Written instruction:
Copy the listing below, changing every "pre-filter" to "sediment-filter" and leaving everything else as it is. Omit the pictures.

Task data:

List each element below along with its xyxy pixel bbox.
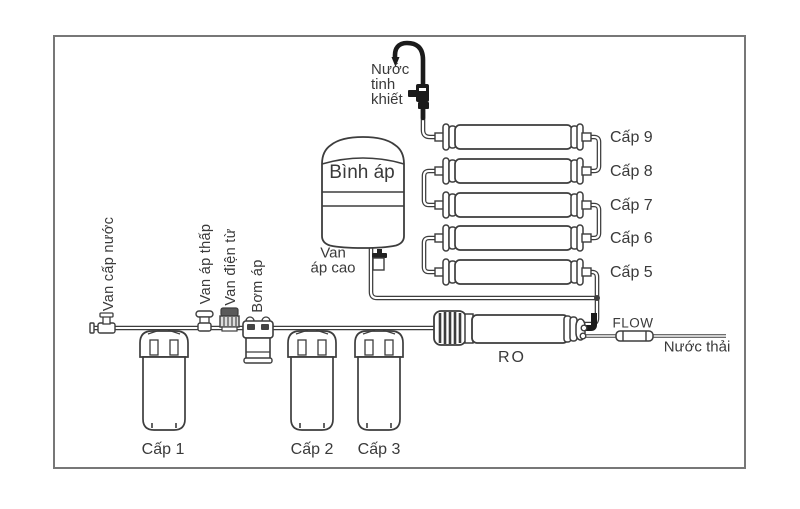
high-pressure-valve-line1: Van	[320, 244, 346, 262]
feed-valve-label: Van cấp nước	[101, 216, 117, 312]
ro-membrane	[433, 310, 597, 346]
ro-outlet-elbow	[583, 313, 597, 331]
low-pressure-valve	[195, 310, 214, 332]
post-filter-bank	[434, 123, 592, 286]
pressure-tank	[321, 136, 405, 249]
pre-filter-cap3	[354, 329, 404, 431]
pre-filter-cap1	[139, 329, 189, 431]
flow-label: FLOW	[612, 315, 654, 331]
high-pressure-valve	[372, 249, 387, 271]
booster-pump	[242, 316, 274, 364]
feed-valve	[97, 312, 116, 334]
solenoid-valve	[219, 307, 240, 332]
post-filter-cap6	[434, 224, 592, 252]
waste-water-label: Nước thải	[663, 338, 731, 356]
stage-5-label: Cấp 5	[610, 264, 653, 281]
post-filter-cap7	[434, 191, 592, 219]
solenoid-valve-label: Van điện từ	[223, 228, 239, 306]
low-pressure-valve-label: Van áp thấp	[198, 223, 214, 305]
pure-water-line2: tinh	[371, 76, 396, 93]
feed-pipe-end	[89, 322, 95, 334]
pipe-junction	[594, 295, 600, 301]
stage-8-label: Cấp 8	[610, 163, 653, 180]
pure-water-label: Nước tinh khiết	[371, 62, 409, 107]
pure-water-line1: Nước	[371, 61, 410, 78]
pre-filter-cap2	[287, 329, 337, 431]
tank-label: Bình áp	[329, 162, 395, 183]
post-filter-cap8	[434, 157, 592, 185]
stage-6-label: Cấp 6	[610, 230, 653, 247]
stage-9-label: Cấp 9	[610, 129, 653, 146]
high-pressure-valve-line2: áp cao	[310, 259, 356, 276]
pump-label: Bơm áp	[250, 259, 266, 313]
stage-3-label: Cấp 3	[357, 441, 401, 458]
flow-restrictor	[615, 330, 654, 342]
faucet	[391, 40, 429, 121]
ro-label: RO	[498, 349, 526, 366]
post-filter-cap5	[434, 258, 592, 286]
stage-1-label: Cấp 1	[141, 441, 185, 458]
stage-7-label: Cấp 7	[610, 197, 653, 214]
pipes	[89, 108, 728, 338]
pure-water-line3: khiết	[371, 91, 403, 108]
stage-2-label: Cấp 2	[290, 441, 334, 458]
high-pressure-valve-label: Van áp cao	[310, 244, 356, 276]
post-filter-cap9	[434, 123, 592, 151]
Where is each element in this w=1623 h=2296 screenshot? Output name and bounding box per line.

Solution below:
List each element below along with its xyxy pixel bbox.
high-pressure-valve-line1: Van	[320, 244, 346, 262]
feed-valve-label: Van cấp nước	[101, 216, 117, 312]
ro-membrane	[433, 310, 597, 346]
ro-outlet-elbow	[583, 313, 597, 331]
low-pressure-valve	[195, 310, 214, 332]
post-filter-bank	[434, 123, 592, 286]
pressure-tank	[321, 136, 405, 249]
sediment-filter-cap3	[354, 329, 404, 431]
sediment-filter-cap1	[139, 329, 189, 431]
flow-label: FLOW	[612, 315, 654, 331]
high-pressure-valve	[372, 249, 387, 271]
booster-pump	[242, 316, 274, 364]
feed-valve	[97, 312, 116, 334]
solenoid-valve	[219, 307, 240, 332]
post-filter-cap6	[434, 224, 592, 252]
waste-water-label: Nước thải	[663, 338, 731, 356]
stage-5-label: Cấp 5	[610, 264, 653, 281]
post-filter-cap7	[434, 191, 592, 219]
solenoid-valve-label: Van điện từ	[223, 228, 239, 306]
low-pressure-valve-label: Van áp thấp	[198, 223, 214, 305]
pure-water-line2: tinh	[371, 76, 396, 93]
feed-pipe-end	[89, 322, 95, 334]
pipe-junction	[594, 295, 600, 301]
stage-8-label: Cấp 8	[610, 163, 653, 180]
pure-water-label: Nước tinh khiết	[371, 62, 409, 107]
pure-water-line1: Nước	[371, 61, 410, 78]
sediment-filter-cap2	[287, 329, 337, 431]
tank-label: Bình áp	[329, 162, 395, 183]
post-filter-cap8	[434, 157, 592, 185]
stage-6-label: Cấp 6	[610, 230, 653, 247]
stage-9-label: Cấp 9	[610, 129, 653, 146]
high-pressure-valve-line2: áp cao	[310, 259, 356, 276]
pump-label: Bơm áp	[250, 259, 266, 313]
stage-3-label: Cấp 3	[357, 441, 401, 458]
flow-restrictor	[615, 330, 654, 342]
faucet	[391, 40, 429, 121]
ro-label: RO	[498, 349, 526, 366]
post-filter-cap5	[434, 258, 592, 286]
stage-1-label: Cấp 1	[141, 441, 185, 458]
stage-7-label: Cấp 7	[610, 197, 653, 214]
pipes	[89, 108, 728, 338]
pure-water-line3: khiết	[371, 91, 403, 108]
stage-2-label: Cấp 2	[290, 441, 334, 458]
high-pressure-valve-label: Van áp cao	[310, 244, 356, 276]
post-filter-cap9	[434, 123, 592, 151]
Where is each element in this w=1623 h=2296 screenshot? Output name and bounding box per line.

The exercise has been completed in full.